┌──

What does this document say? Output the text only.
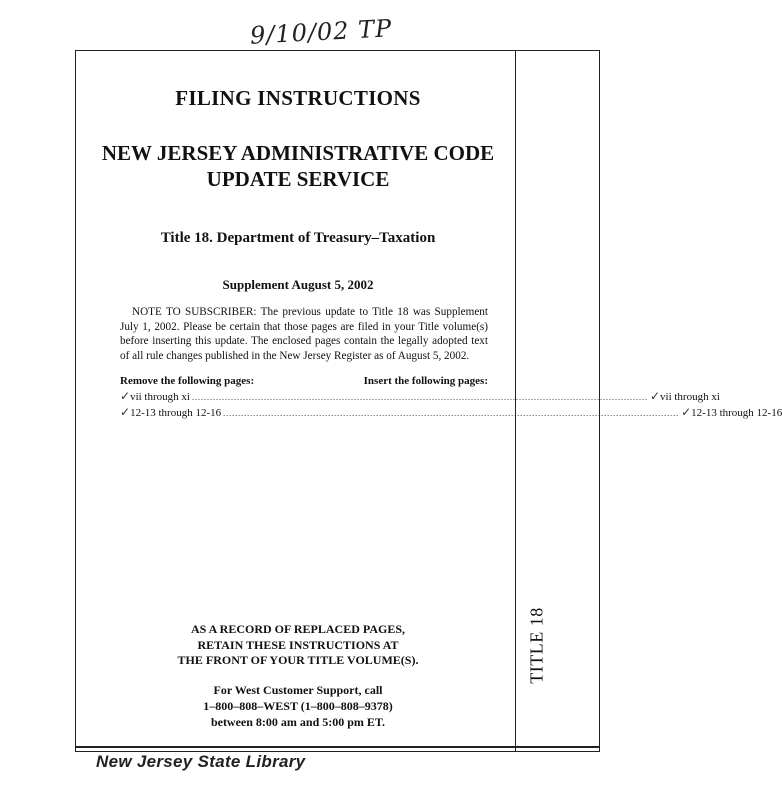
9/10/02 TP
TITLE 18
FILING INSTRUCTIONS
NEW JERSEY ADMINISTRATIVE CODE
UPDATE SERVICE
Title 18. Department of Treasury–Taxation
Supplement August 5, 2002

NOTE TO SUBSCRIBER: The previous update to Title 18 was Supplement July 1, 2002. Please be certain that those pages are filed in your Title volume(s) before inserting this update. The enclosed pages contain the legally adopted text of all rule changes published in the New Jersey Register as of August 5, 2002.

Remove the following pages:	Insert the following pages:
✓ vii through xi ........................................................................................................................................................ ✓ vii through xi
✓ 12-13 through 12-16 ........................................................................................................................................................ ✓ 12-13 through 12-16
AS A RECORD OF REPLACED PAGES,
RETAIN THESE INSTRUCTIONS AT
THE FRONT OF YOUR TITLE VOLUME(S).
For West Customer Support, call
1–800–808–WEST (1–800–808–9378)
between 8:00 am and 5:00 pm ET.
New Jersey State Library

└──
┌──

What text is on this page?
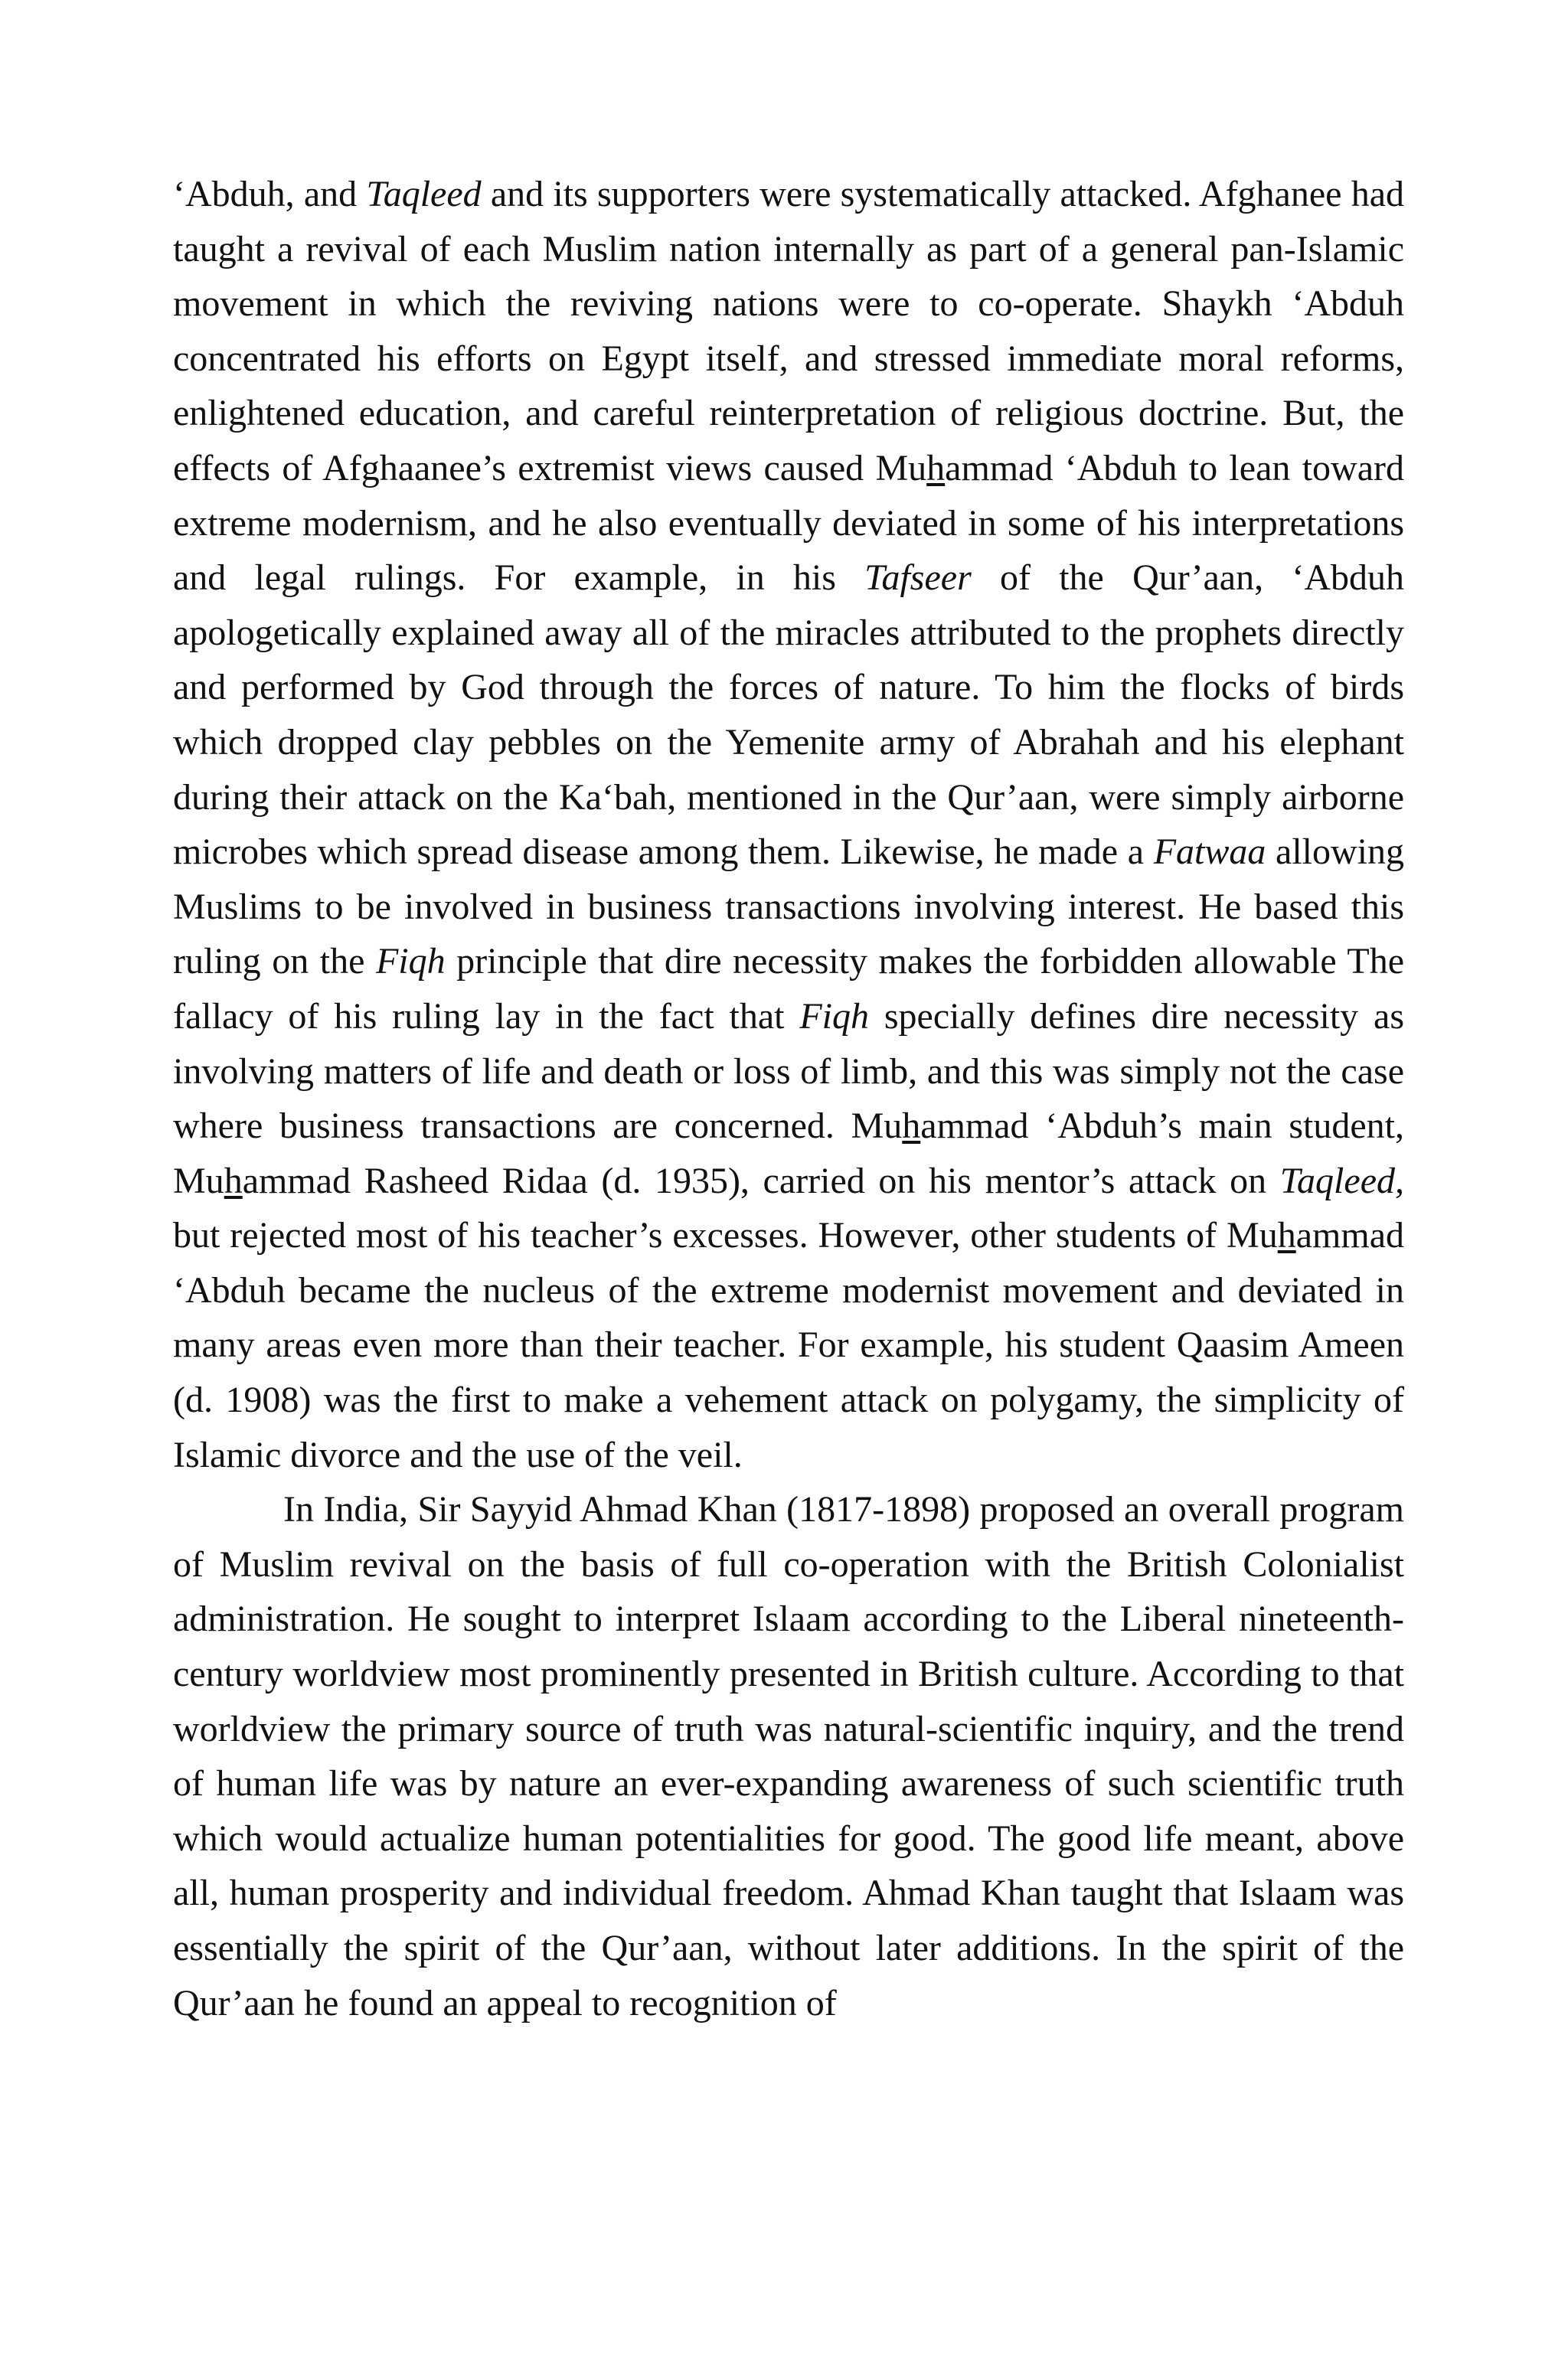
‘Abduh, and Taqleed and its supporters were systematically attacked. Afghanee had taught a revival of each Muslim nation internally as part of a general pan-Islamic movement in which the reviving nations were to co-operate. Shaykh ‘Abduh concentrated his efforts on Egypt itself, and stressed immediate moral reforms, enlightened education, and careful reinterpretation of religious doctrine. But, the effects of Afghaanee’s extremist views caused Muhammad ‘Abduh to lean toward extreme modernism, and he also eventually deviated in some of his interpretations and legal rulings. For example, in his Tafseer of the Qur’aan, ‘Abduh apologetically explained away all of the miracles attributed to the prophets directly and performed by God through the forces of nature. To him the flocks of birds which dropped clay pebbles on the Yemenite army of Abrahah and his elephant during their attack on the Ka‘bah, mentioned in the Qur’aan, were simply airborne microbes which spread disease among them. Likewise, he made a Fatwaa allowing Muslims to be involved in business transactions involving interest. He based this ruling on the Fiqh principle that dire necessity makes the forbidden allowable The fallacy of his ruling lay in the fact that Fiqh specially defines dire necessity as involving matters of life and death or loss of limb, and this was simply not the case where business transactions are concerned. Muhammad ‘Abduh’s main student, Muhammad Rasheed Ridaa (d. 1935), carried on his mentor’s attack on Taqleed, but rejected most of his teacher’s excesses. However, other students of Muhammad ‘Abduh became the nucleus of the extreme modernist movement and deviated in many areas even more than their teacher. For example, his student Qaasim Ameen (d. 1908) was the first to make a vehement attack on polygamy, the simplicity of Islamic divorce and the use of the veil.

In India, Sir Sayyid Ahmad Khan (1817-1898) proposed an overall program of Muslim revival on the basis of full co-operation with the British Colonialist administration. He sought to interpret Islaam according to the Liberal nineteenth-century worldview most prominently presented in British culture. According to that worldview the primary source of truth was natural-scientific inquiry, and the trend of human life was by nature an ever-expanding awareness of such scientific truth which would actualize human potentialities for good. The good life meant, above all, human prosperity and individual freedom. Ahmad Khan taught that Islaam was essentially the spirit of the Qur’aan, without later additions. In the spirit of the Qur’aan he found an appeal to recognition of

└──

Look through the data above. Find each line with the string "What" and copy it.

→ **OUTPUT OF THE TASK**
What does this document say? Output the text only.
What text is on this page?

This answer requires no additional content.